> Texte fourni
○ ○ ○ ○ ○ ○ ○

L'idée développée par Chris Hughes et ses colocs de l'université - oui, il était dans la même chambre que Mark Zuckerberg - vaudrait maintenant 100 milliards de dollars. C'est environ 50 fois les profits annuels de Facebook, mais son cofondateur ne craint pas pour autant une bulle techno.

> Suivez Vincent Brousseau-Pouliot sur Twitter

«Il y a une différence entre l'enthousiasme d'un boom et la folie d'une bulle. Il y a des ratios élevés présentement, mais les entreprises de techno ont toujours eu des évaluations boursières élevées. Au cours de la bulle techno des années 2000, on voyait des évaluations boursières folles, des entreprises qui se finançaient à coups de 100 millions de dollars. Cette fois-ci, vous voyez des revenus et des possibilités de profits», a dit Chris Hughes en entrevue exclusive à La Presse Affaires.

○ ○ ○ ○ ○ ○ ○

> Matériel source
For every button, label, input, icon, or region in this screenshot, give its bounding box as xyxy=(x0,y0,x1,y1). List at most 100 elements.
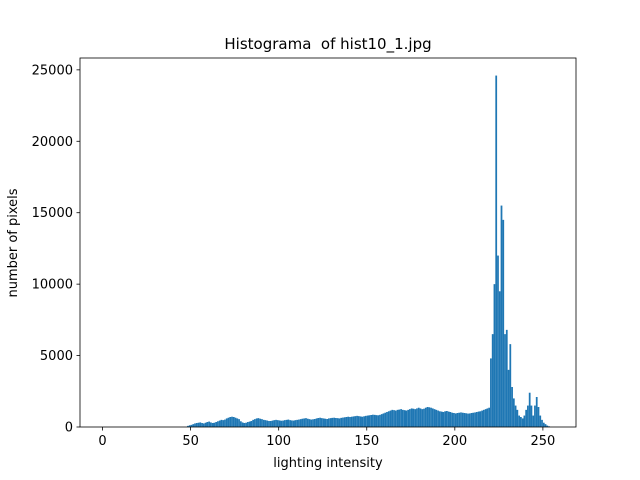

○ ○ ○ ○ ○ ○ ○

> Travail à faire
(a) Reprenez le passage de l'article sur Chris Hughes compris entre «L'idée développée par» et «une bulle techno.», bornes incluses, en substituant «colocataires» à «colocs».
(b) Rédigez la suite de l'article sur Chris Hughes, à partir de son dernier passage.

> Corrigé des exercices
(a)
L'idée développée par Chris Hughes et ses colocataires de l'université - oui, il était dans la même chambre que Mark Zuckerberg - vaudrait maintenant 100 milliards de dollars. C'est environ 50 fois les profits annuels de Facebook, mais son cofondateur ne craint pas pour autant une bulle techno.

(b)
N'empêche: les actions de Facebook, dont l'entrée à la Bourse pourrait avoir lieu dès l'an prochain, s'échangeraient actuellement à environ 50 fois leurs profits annuels sur les marchés privés, contrairement à un ratio de 12,9 fois pour l'indice boursier S&P 500. «Il y a probablement des évaluations un peu plus élevées qu'elles ne devraient l'être actuellement dans le secteur des technos, mais nous ne sommes pas dans une bulle», dit Chris Hughes, qui a prononcé hier midi un discours devant 650 personnes au Palais des congrès de Montréal à l'invitation de la chambre de commerce du Montréal métropolitain.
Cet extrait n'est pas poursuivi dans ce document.